Saved entries
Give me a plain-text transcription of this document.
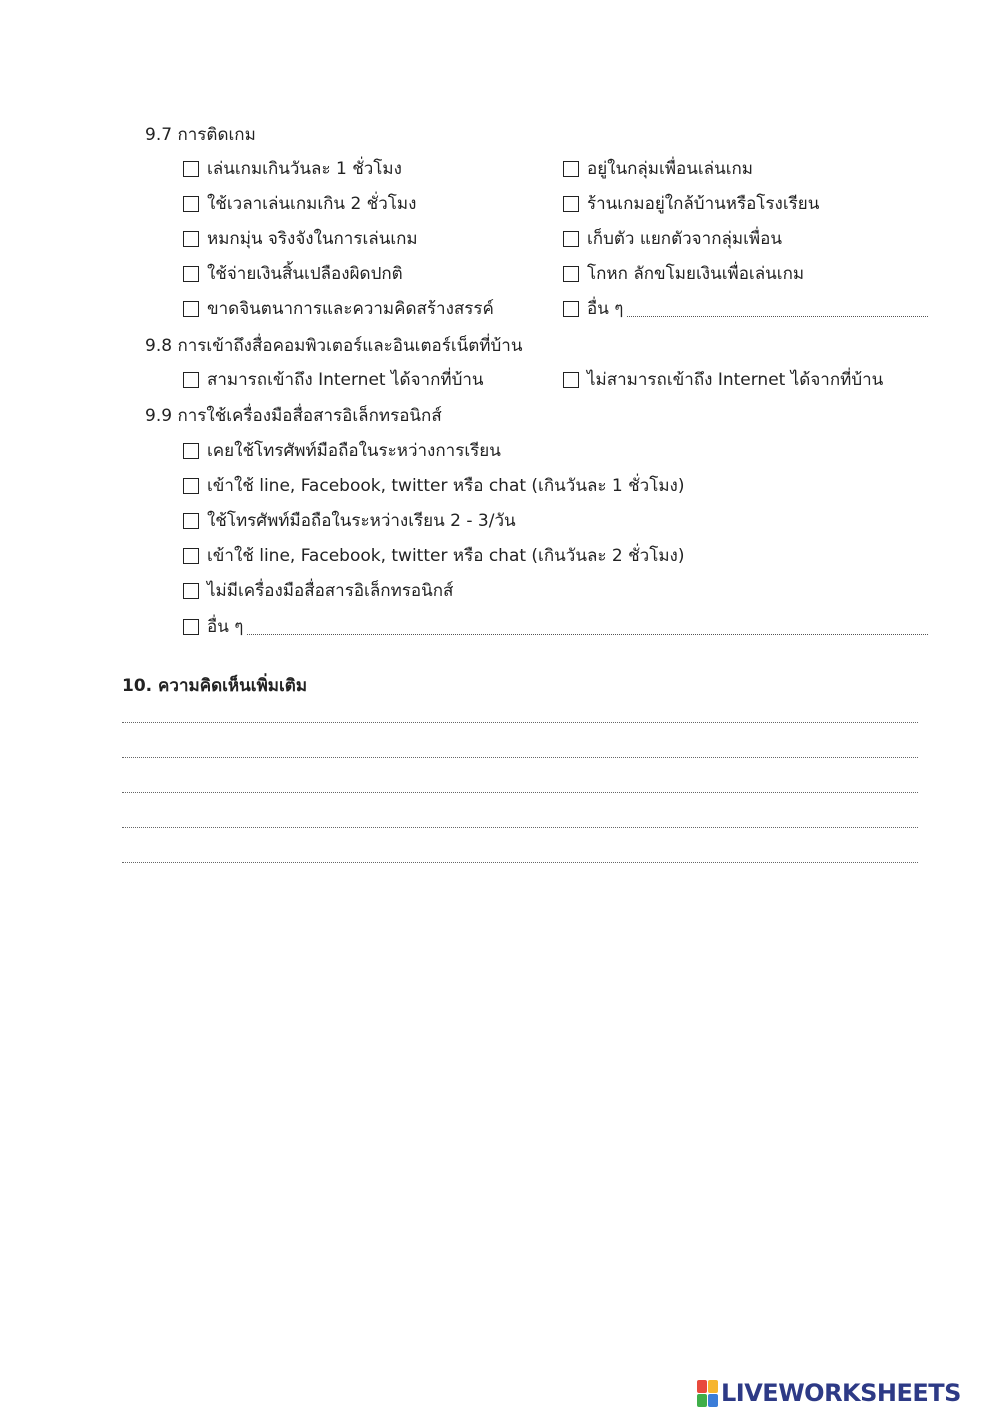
9.7 การติดเกม
เล่นเกมเกินวันละ 1 ชั่วโมง
ใช้เวลาเล่นเกมเกิน 2 ชั่วโมง
หมกมุ่น จริงจังในการเล่นเกม
ใช้จ่ายเงินสิ้นเปลืองผิดปกติ
ขาดจินตนาการและความคิดสร้างสรรค์
อยู่ในกลุ่มเพื่อนเล่นเกม
ร้านเกมอยู่ใกล้บ้านหรือโรงเรียน
เก็บตัว แยกตัวจากลุ่มเพื่อน
โกหก ลักขโมยเงินเพื่อเล่นเกม
อื่น ๆ
9.8 การเข้าถึงสื่อคอมพิวเตอร์และอินเตอร์เน็ตที่บ้าน
สามารถเข้าถึง Internet ได้จากที่บ้าน	ไม่สามารถเข้าถึง Internet ได้จากที่บ้าน
9.9 การใช้เครื่องมือสื่อสารอิเล็กทรอนิกส์
เคยใช้โทรศัพท์มือถือในระหว่างการเรียน
เข้าใช้ line, Facebook, twitter หรือ chat (เกินวันละ 1 ชั่วโมง)
ใช้โทรศัพท์มือถือในระหว่างเรียน 2 - 3/วัน
เข้าใช้ line, Facebook, twitter หรือ chat (เกินวันละ 2 ชั่วโมง)
ไม่มีเครื่องมือสื่อสารอิเล็กทรอนิกส์
อื่น ๆ
10. ความคิดเห็นเพิ่มเติม
LIVEWORKSHEETS
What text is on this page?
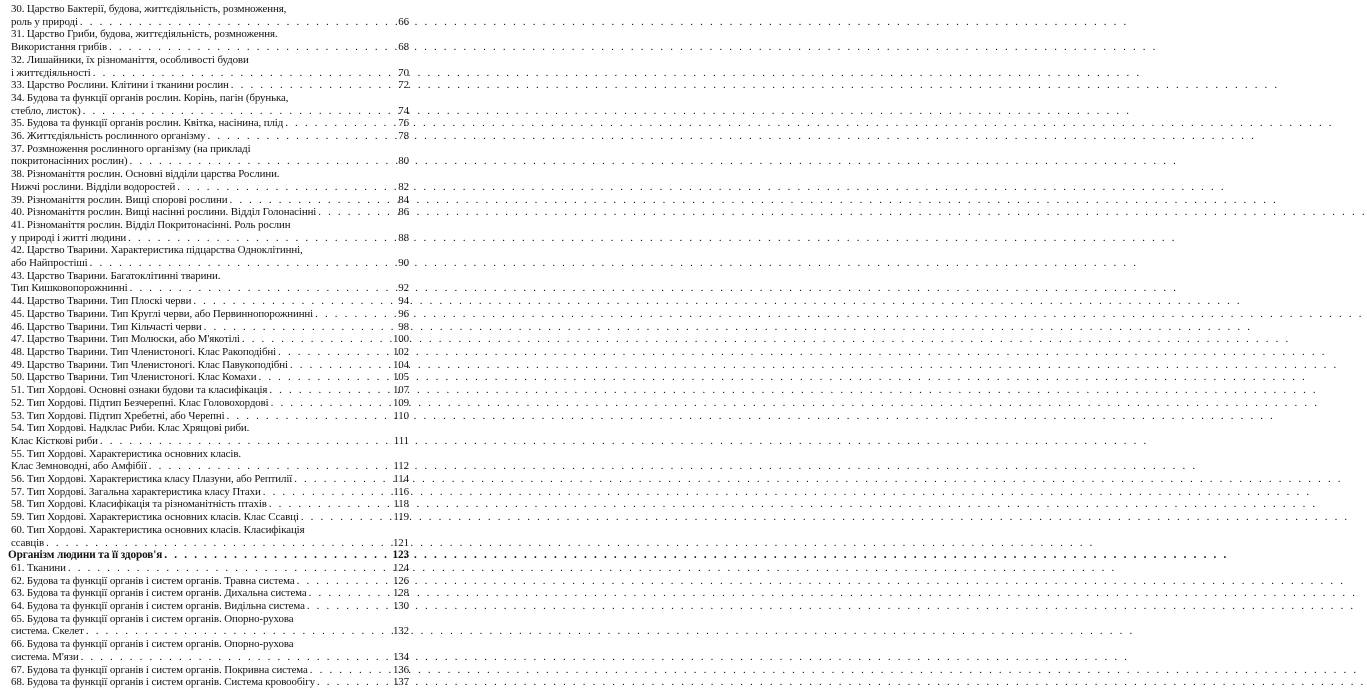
30. Царство Бактерії, будова, життєдіяльність, розмноження,
роль у природі . . .	66
31. Царство Гриби, будова, життєдіяльність, розмноження.
Використання грибів . . .	68
32. Лишайники, їх різноманіття, особливості будови
і життєдіяльності . . .	70
33. Царство Рослини. Клітини і тканини рослин . . .	72
34. Будова та функції органів рослин. Корінь, пагін (брунька,
стебло, листок) . . .	74
35. Будова та функції органів рослин. Квітка, насінина, плід . . .	76
36. Життєдіяльність рослинного організму . . .	78
37. Розмноження рослинного організму (на прикладі
покритонасінних рослин) . . .	80
38. Різноманіття рослин. Основні відділи царства Рослини.
Нижчі рослини. Відділи водоростей . . .	82
39. Різноманіття рослин. Вищі спорові рослини . . .	84
40. Різноманіття рослин. Вищі насінні рослини. Відділ Голонасінні . . .	86
41. Різноманіття рослин. Відділ Покритонасінні. Роль рослин
у природі і житті людини . . .	88
42. Царство Тварини. Характеристика підцарства Одноклітинні,
або Найпростіші . . .	90
43. Царство Тварини. Багатоклітинні тварини.
Тип Кишковопорожнинні . . .	92
44. Царство Тварини. Тип Плоскі черви . . .	94
45. Царство Тварини. Тип Круглі черви, або Первиннопорожнинні . . .	96
46. Царство Тварини. Тип Кільчасті черви . . .	98
47. Царство Тварини. Тип Молюски, або М'якотілі . . .	100
48. Царство Тварини. Тип Членистоногі. Клас Ракоподібні . . .	102
49. Царство Тварини. Тип Членистоногі. Клас Павукоподібні . . .	104
50. Царство Тварини. Тип Членистоногі. Клас Комахи . . .	105
51. Тип Хордові. Основні ознаки будови та класифікація . . .	107
52. Тип Хордові. Підтип Безчерепні. Клас Головохордові . . .	109
53. Тип Хордові. Підтип Хребетні, або Черепні . . .	110
54. Тип Хордові. Надклас Риби. Клас Хрящові риби.
Клас Кісткові риби . . .	111
55. Тип Хордові. Характеристика основних класів.
Клас Земноводні, або Амфібії . . .	112
56. Тип Хордові. Характеристика класу Плазуни, або Рептилії . . .	114
57. Тип Хордові. Загальна характеристика класу Птахи . . .	116
58. Тип Хордові. Класифікація та різноманітність птахів . . .	118
59. Тип Хордові. Характеристика основних класів. Клас Ссавці . . .	119
60. Тип Хордові. Характеристика основних класів. Класифікація
ссавців . . .	121
Організм людини та її здоров'я . . .	123
61. Тканини . . .	124
62. Будова та функції органів і систем органів. Травна система . . .	126
63. Будова та функції органів і систем органів. Дихальна система . . .	128
64. Будова та функції органів і систем органів. Видільна система . . .	130
65. Будова та функції органів і систем органів. Опорно-рухова
система. Скелет . . .	132
66. Будова та функції органів і систем органів. Опорно-рухова
система. М'язи . . .	134
67. Будова та функції органів і систем органів. Покривна система . . .	136
68. Будова та функції органів і систем органів. Система кровообігу . . .	137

- **WORK INSTRUCTIONS**:
Take the entries shown above and quote them verbatim, passing over the pictures.

- **FINAL RESULT**:
Give me a plain-text transcription of this document.
9.7 การติดเกม
เล่นเกมเกินวันละ 1 ชั่วโมง
ใช้เวลาเล่นเกมเกิน 2 ชั่วโมง
หมกมุ่น จริงจังในการเล่นเกม
ใช้จ่ายเงินสิ้นเปลืองผิดปกติ
ขาดจินตนาการและความคิดสร้างสรรค์
อยู่ในกลุ่มเพื่อนเล่นเกม
ร้านเกมอยู่ใกล้บ้านหรือโรงเรียน
เก็บตัว แยกตัวจากลุ่มเพื่อน
โกหก ลักขโมยเงินเพื่อเล่นเกม
อื่น ๆ
9.8 การเข้าถึงสื่อคอมพิวเตอร์และอินเตอร์เน็ตที่บ้าน
สามารถเข้าถึง Internet ได้จากที่บ้าน	ไม่สามารถเข้าถึง Internet ได้จากที่บ้าน
9.9 การใช้เครื่องมือสื่อสารอิเล็กทรอนิกส์
เคยใช้โทรศัพท์มือถือในระหว่างการเรียน
เข้าใช้ line, Facebook, twitter หรือ chat (เกินวันละ 1 ชั่วโมง)
ใช้โทรศัพท์มือถือในระหว่างเรียน 2 - 3/วัน
เข้าใช้ line, Facebook, twitter หรือ chat (เกินวันละ 2 ชั่วโมง)
ไม่มีเครื่องมือสื่อสารอิเล็กทรอนิกส์
อื่น ๆ
10. ความคิดเห็นเพิ่มเติม
LIVEWORKSHEETS
What text is on this page?
30. Царство Бактерії, будова, життєдіяльність, розмноження,
роль у природі . . .	66
31. Царство Гриби, будова, життєдіяльність, розмноження.
Використання грибів . . .	68
32. Лишайники, їх різноманіття, особливості будови
і життєдіяльності . . .	70
33. Царство Рослини. Клітини і тканини рослин . . .	72
34. Будова та функції органів рослин. Корінь, пагін (брунька,
стебло, листок) . . .	74
35. Будова та функції органів рослин. Квітка, насінина, плід . . .	76
36. Життєдіяльність рослинного організму . . .	78
37. Розмноження рослинного організму (на прикладі
покритонасінних рослин) . . .	80
38. Різноманіття рослин. Основні відділи царства Рослини.
Нижчі рослини. Відділи водоростей . . .	82
39. Різноманіття рослин. Вищі спорові рослини . . .	84
40. Різноманіття рослин. Вищі насінні рослини. Відділ Голонасінні . . .	86
41. Різноманіття рослин. Відділ Покритонасінні. Роль рослин
у природі і житті людини . . .	88
42. Царство Тварини. Характеристика підцарства Одноклітинні,
або Найпростіші . . .	90
43. Царство Тварини. Багатоклітинні тварини.
Тип Кишковопорожнинні . . .	92
44. Царство Тварини. Тип Плоскі черви . . .	94
45. Царство Тварини. Тип Круглі черви, або Первиннопорожнинні . . .	96
46. Царство Тварини. Тип Кільчасті черви . . .	98
47. Царство Тварини. Тип Молюски, або М'якотілі . . .	100
48. Царство Тварини. Тип Членистоногі. Клас Ракоподібні . . .	102
49. Царство Тварини. Тип Членистоногі. Клас Павукоподібні . . .	104
50. Царство Тварини. Тип Членистоногі. Клас Комахи . . .	105
51. Тип Хордові. Основні ознаки будови та класифікація . . .	107
52. Тип Хордові. Підтип Безчерепні. Клас Головохордові . . .	109
53. Тип Хордові. Підтип Хребетні, або Черепні . . .	110
54. Тип Хордові. Надклас Риби. Клас Хрящові риби.
Клас Кісткові риби . . .	111
55. Тип Хордові. Характеристика основних класів.
Клас Земноводні, або Амфібії . . .	112
56. Тип Хордові. Характеристика класу Плазуни, або Рептилії . . .	114
57. Тип Хордові. Загальна характеристика класу Птахи . . .	116
58. Тип Хордові. Класифікація та різноманітність птахів . . .	118
59. Тип Хордові. Характеристика основних класів. Клас Ссавці . . .	119
60. Тип Хордові. Характеристика основних класів. Класифікація
ссавців . . .	121
Організм людини та її здоров'я . . .	123
61. Тканини . . .	124
62. Будова та функції органів і систем органів. Травна система . . .	126
63. Будова та функції органів і систем органів. Дихальна система . . .	128
64. Будова та функції органів і систем органів. Видільна система . . .	130
65. Будова та функції органів і систем органів. Опорно-рухова
система. Скелет . . .	132
66. Будова та функції органів і систем органів. Опорно-рухова
система. М'язи . . .	134
67. Будова та функції органів і систем органів. Покривна система . . .	136
68. Будова та функції органів і систем органів. Система кровообігу . . .	137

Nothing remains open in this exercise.